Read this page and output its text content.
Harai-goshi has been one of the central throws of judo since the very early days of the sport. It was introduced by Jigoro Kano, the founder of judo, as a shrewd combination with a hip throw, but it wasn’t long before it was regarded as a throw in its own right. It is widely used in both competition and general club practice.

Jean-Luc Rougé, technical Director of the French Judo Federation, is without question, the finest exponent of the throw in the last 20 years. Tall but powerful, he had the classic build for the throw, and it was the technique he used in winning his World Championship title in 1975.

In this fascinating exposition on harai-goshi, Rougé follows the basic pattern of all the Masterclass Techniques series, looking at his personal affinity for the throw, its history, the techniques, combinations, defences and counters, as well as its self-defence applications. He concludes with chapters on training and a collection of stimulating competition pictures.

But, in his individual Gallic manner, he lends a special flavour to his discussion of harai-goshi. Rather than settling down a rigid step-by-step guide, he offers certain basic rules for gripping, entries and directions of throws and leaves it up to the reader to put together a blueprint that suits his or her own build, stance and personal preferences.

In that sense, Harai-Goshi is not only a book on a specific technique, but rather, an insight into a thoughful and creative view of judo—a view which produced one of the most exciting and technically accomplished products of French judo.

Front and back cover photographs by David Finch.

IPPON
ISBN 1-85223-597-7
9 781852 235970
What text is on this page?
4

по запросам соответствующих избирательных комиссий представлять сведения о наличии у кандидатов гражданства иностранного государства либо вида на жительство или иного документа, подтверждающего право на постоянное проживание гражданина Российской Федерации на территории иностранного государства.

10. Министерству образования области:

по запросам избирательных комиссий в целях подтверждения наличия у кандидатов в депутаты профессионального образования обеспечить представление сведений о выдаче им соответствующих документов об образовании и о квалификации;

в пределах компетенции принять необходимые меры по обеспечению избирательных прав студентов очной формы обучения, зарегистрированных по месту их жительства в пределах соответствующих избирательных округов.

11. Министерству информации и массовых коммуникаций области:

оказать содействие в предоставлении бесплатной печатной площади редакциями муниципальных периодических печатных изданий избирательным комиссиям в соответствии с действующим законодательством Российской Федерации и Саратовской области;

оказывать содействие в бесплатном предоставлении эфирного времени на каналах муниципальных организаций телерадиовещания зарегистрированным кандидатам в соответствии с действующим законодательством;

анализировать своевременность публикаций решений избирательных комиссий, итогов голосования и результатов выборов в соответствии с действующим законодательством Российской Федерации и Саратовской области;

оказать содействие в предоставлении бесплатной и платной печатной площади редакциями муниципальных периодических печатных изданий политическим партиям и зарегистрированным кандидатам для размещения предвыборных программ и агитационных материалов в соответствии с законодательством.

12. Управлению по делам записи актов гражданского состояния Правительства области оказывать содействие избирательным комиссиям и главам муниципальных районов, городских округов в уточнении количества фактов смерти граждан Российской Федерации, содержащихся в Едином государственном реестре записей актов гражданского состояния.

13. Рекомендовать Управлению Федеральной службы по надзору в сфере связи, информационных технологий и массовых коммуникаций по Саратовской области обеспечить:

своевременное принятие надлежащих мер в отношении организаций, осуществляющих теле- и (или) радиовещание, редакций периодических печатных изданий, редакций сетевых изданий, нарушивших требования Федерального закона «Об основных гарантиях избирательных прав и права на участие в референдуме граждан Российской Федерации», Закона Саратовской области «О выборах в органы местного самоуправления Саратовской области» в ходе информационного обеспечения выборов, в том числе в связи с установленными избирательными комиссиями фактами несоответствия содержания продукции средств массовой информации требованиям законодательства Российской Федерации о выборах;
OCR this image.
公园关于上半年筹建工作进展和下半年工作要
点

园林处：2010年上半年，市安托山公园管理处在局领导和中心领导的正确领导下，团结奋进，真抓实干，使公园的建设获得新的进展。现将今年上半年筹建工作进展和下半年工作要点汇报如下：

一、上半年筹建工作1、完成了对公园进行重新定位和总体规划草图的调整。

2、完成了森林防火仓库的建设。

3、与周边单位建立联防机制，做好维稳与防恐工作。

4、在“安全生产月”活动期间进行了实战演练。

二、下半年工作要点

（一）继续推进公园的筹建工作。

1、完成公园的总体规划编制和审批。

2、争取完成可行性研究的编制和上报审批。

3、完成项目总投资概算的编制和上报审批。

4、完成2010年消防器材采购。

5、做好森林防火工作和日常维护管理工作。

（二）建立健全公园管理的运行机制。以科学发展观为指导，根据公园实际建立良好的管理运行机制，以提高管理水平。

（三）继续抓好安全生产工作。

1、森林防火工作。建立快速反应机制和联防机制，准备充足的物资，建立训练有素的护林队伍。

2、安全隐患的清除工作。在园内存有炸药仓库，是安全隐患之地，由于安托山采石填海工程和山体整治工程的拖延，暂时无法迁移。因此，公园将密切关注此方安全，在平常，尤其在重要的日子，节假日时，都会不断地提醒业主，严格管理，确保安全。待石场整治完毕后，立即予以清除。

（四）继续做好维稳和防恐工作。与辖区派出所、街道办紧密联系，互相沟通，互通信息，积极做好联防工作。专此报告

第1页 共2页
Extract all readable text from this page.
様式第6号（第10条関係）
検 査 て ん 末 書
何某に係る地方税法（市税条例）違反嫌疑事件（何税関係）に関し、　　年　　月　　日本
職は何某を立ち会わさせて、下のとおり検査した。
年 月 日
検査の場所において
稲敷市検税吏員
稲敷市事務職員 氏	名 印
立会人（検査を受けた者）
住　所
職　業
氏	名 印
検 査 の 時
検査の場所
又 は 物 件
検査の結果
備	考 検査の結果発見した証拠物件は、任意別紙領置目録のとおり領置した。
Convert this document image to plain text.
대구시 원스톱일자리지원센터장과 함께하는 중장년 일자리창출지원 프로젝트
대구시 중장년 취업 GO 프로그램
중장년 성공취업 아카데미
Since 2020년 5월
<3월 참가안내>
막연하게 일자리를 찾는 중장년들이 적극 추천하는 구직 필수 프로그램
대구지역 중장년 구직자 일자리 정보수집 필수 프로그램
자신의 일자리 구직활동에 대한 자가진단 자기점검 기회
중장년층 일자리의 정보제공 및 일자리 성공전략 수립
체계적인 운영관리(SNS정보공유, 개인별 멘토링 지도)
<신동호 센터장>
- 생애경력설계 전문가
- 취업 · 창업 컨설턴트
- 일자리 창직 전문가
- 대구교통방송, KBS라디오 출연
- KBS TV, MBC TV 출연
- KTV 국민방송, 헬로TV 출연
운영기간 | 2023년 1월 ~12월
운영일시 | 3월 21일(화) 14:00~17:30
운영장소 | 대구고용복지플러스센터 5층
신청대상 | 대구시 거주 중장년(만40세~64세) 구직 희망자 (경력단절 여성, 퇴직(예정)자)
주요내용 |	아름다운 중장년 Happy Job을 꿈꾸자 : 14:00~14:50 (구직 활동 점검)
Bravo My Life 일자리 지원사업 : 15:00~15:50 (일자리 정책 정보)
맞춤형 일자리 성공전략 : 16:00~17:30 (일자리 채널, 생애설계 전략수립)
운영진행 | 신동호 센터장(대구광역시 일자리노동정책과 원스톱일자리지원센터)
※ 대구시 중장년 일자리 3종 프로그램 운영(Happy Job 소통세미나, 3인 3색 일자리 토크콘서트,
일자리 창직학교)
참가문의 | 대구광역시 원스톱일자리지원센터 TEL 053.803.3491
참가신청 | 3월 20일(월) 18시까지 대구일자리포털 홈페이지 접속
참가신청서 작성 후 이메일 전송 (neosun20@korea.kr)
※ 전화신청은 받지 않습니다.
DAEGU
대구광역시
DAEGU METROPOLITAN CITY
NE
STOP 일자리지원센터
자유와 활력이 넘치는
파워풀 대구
________
### DO THIS
Across the data, tally the lines containing "образования" and give back the number alone.

### FINAL ANSWER
2